(Rows from a dataset)

## Begin

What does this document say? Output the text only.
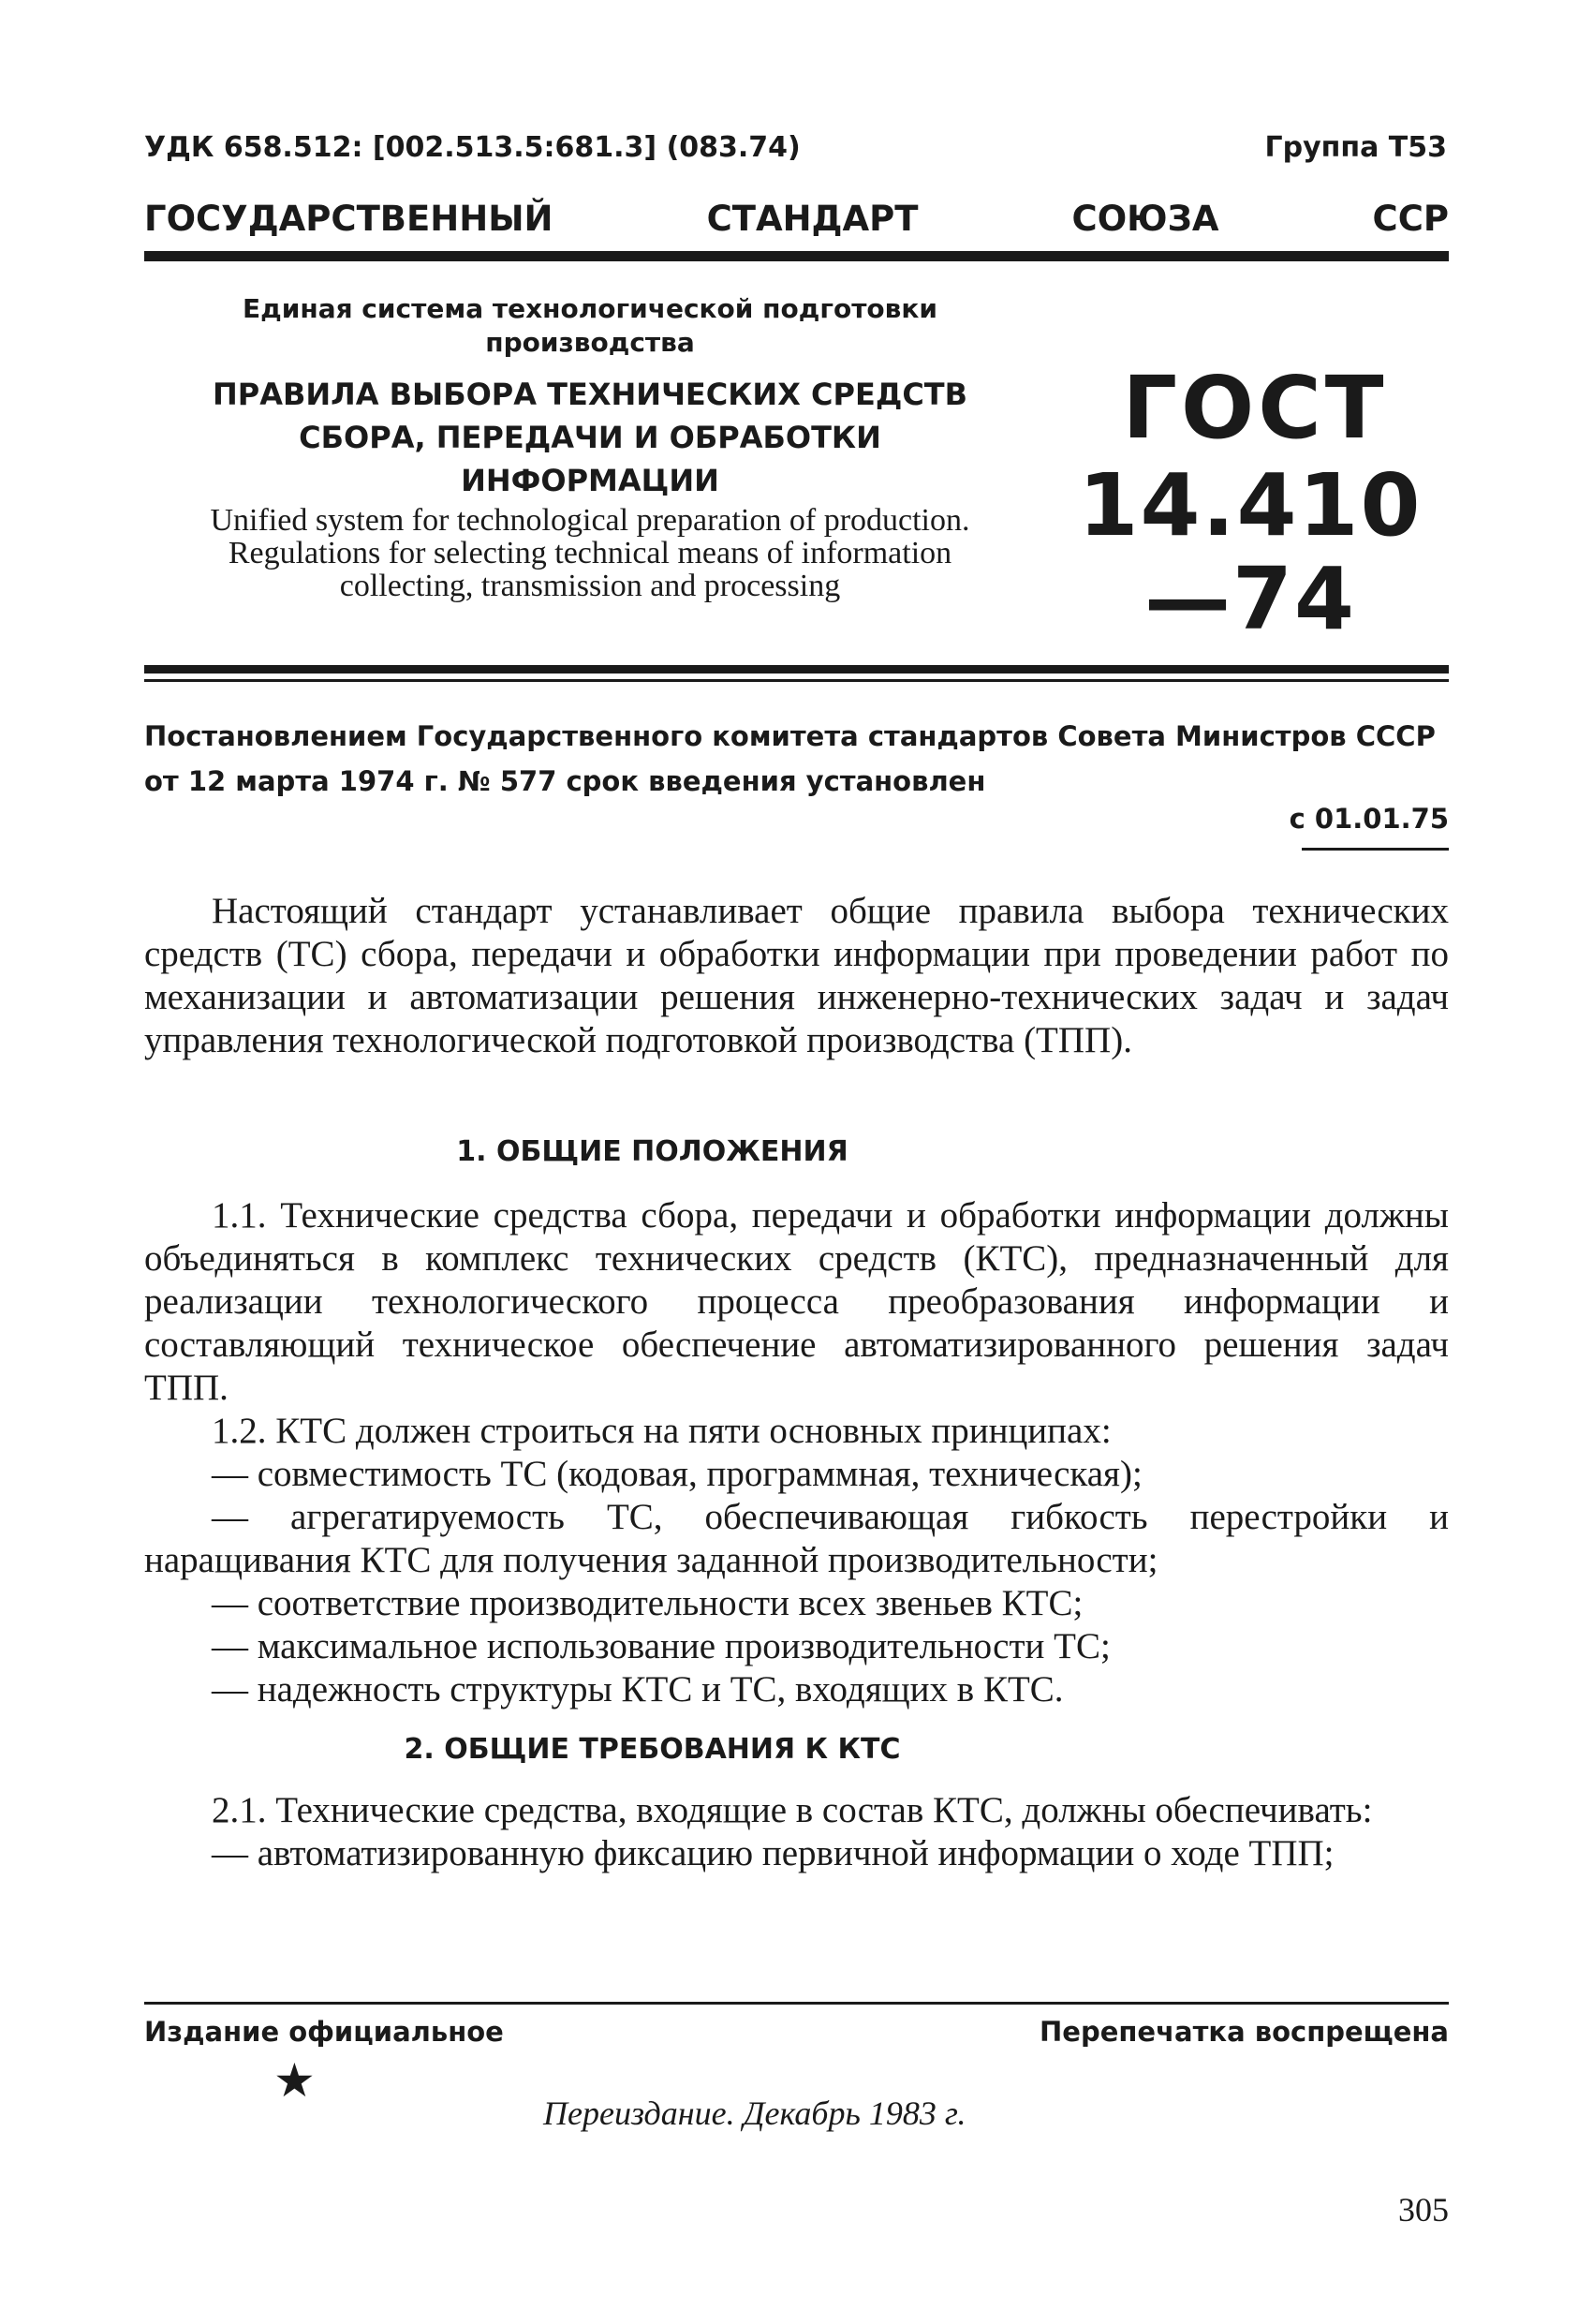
УДК 658.512: [002.513.5:681.3] (083.74)	Группа Т53
ГОСУДАРСТВЕННЫЙ	СТАНДАРТ	СОЮЗА	ССР
Единая система технологической подготовки производства
ПРАВИЛА ВЫБОРА ТЕХНИЧЕСКИХ СРЕДСТВ СБОРА, ПЕРЕДАЧИ И ОБРАБОТКИ ИНФОРМАЦИИ
Unified system for technological preparation of production. Regulations for selecting technical means of information collecting, transmission and processing
ГОСТ
14.410—74
Постановлением Государственного комитета стандартов Совета Министров СССР от 12 марта 1974 г. № 577 срок введения установлен
с 01.01.75
Настоящий стандарт устанавливает общие правила выбора технических средств (ТС) сбора, передачи и обработки информации при проведении работ по механизации и автоматизации решения инженерно-технических задач и задач управления технологической подготовкой производства (ТПП).
1. ОБЩИЕ ПОЛОЖЕНИЯ

1.1. Технические средства сбора, передачи и обработки информации должны объединяться в комплекс технических средств (КТС), предназначенный для реализации технологического процесса преобразования информации и составляющий техническое обеспечение автоматизированного решения задач ТПП.

1.2. КТС должен строиться на пяти основных принципах:

— совместимость ТС (кодовая, программная, техническая);

— агрегатируемость ТС, обеспечивающая гибкость перестройки и наращивания КТС для получения заданной производительности;

— соответствие производительности всех звеньев КТС;

— максимальное использование производительности ТС;

— надежность структуры КТС и ТС, входящих в КТС.

2. ОБЩИЕ ТРЕБОВАНИЯ К КТС

2.1. Технические средства, входящие в состав КТС, должны обеспечивать:

— автоматизированную фиксацию первичной информации о ходе ТПП;

Издание официальное	Перепечатка воспрещена
★
Переиздание. Декабрь 1983 г.
305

## End

## What is being asked
Above are records to transcribe exactly; leave their pictures out.

## Response below
What does this document say? Output the text only.
УДК 658.512: [002.513.5:681.3] (083.74)	Группа Т53
ГОСУДАРСТВЕННЫЙ	СТАНДАРТ	СОЮЗА	ССР
Единая система технологической подготовки производства
ПРАВИЛА ВЫБОРА ТЕХНИЧЕСКИХ СРЕДСТВ СБОРА, ПЕРЕДАЧИ И ОБРАБОТКИ ИНФОРМАЦИИ
Unified system for technological preparation of production. Regulations for selecting technical means of information collecting, transmission and processing
ГОСТ
14.410—74
Постановлением Государственного комитета стандартов Совета Министров СССР от 12 марта 1974 г. № 577 срок введения установлен
с 01.01.75
Настоящий стандарт устанавливает общие правила выбора технических средств (ТС) сбора, передачи и обработки информации при проведении работ по механизации и автоматизации решения инженерно-технических задач и задач управления технологической подготовкой производства (ТПП).
1. ОБЩИЕ ПОЛОЖЕНИЯ

1.1. Технические средства сбора, передачи и обработки информации должны объединяться в комплекс технических средств (КТС), предназначенный для реализации технологического процесса преобразования информации и составляющий техническое обеспечение автоматизированного решения задач ТПП.

1.2. КТС должен строиться на пяти основных принципах:

— совместимость ТС (кодовая, программная, техническая);

— агрегатируемость ТС, обеспечивающая гибкость перестройки и наращивания КТС для получения заданной производительности;

— соответствие производительности всех звеньев КТС;

— максимальное использование производительности ТС;

— надежность структуры КТС и ТС, входящих в КТС.

2. ОБЩИЕ ТРЕБОВАНИЯ К КТС

2.1. Технические средства, входящие в состав КТС, должны обеспечивать:

— автоматизированную фиксацию первичной информации о ходе ТПП;

Издание официальное	Перепечатка воспрещена
★
Переиздание. Декабрь 1983 г.
305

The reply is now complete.